▶ _What you have to do_
Repeat the material exactly as it appears.

▶ _Stored entries_
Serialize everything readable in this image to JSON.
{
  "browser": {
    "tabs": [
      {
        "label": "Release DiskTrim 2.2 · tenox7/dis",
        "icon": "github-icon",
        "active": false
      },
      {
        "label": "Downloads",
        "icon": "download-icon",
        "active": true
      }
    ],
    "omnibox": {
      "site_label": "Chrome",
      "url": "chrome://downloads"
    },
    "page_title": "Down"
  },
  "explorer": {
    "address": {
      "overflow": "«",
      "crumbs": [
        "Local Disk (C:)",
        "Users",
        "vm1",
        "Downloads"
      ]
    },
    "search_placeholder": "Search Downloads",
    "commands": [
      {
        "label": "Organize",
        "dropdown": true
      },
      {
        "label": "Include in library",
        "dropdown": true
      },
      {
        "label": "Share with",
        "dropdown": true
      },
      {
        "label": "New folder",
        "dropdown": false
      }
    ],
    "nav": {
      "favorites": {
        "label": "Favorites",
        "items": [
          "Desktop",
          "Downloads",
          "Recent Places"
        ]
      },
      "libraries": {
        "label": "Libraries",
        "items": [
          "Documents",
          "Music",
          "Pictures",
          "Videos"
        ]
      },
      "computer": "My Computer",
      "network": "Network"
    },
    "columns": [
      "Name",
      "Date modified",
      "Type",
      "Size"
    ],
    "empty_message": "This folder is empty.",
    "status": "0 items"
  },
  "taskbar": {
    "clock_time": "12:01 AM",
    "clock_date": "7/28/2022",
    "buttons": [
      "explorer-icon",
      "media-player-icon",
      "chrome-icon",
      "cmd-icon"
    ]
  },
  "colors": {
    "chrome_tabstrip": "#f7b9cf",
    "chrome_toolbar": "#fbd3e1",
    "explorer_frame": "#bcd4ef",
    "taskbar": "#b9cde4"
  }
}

▶ _Solution below_
Serialize everything readable in this image to JSON.
{
  "browser": {
    "tabs": [
      {
        "label": "Release DiskTrim 2.2 · tenox7/dis",
        "icon": "github-icon",
        "active": false
      },
      {
        "label": "Downloads",
        "icon": "download-icon",
        "active": true
      }
    ],
    "omnibox": {
      "site_label": "Chrome",
      "url": "chrome://downloads"
    },
    "page_title": "Down"
  },
  "explorer": {
    "address": {
      "overflow": "«",
      "crumbs": [
        "Local Disk (C:)",
        "Users",
        "vm1",
        "Downloads"
      ]
    },
    "search_placeholder": "Search Downloads",
    "commands": [
      {
        "label": "Organize",
        "dropdown": true
      },
      {
        "label": "Include in library",
        "dropdown": true
      },
      {
        "label": "Share with",
        "dropdown": true
      },
      {
        "label": "New folder",
        "dropdown": false
      }
    ],
    "nav": {
      "favorites": {
        "label": "Favorites",
        "items": [
          "Desktop",
          "Downloads",
          "Recent Places"
        ]
      },
      "libraries": {
        "label": "Libraries",
        "items": [
          "Documents",
          "Music",
          "Pictures",
          "Videos"
        ]
      },
      "computer": "My Computer",
      "network": "Network"
    },
    "columns": [
      "Name",
      "Date modified",
      "Type",
      "Size"
    ],
    "empty_message": "This folder is empty.",
    "status": "0 items"
  },
  "taskbar": {
    "clock_time": "12:01 AM",
    "clock_date": "7/28/2022",
    "buttons": [
      "explorer-icon",
      "media-player-icon",
      "chrome-icon",
      "cmd-icon"
    ]
  },
  "colors": {
    "chrome_tabstrip": "#f7b9cf",
    "chrome_toolbar": "#fbd3e1",
    "explorer_frame": "#bcd4ef",
    "taskbar": "#b9cde4"
  }
}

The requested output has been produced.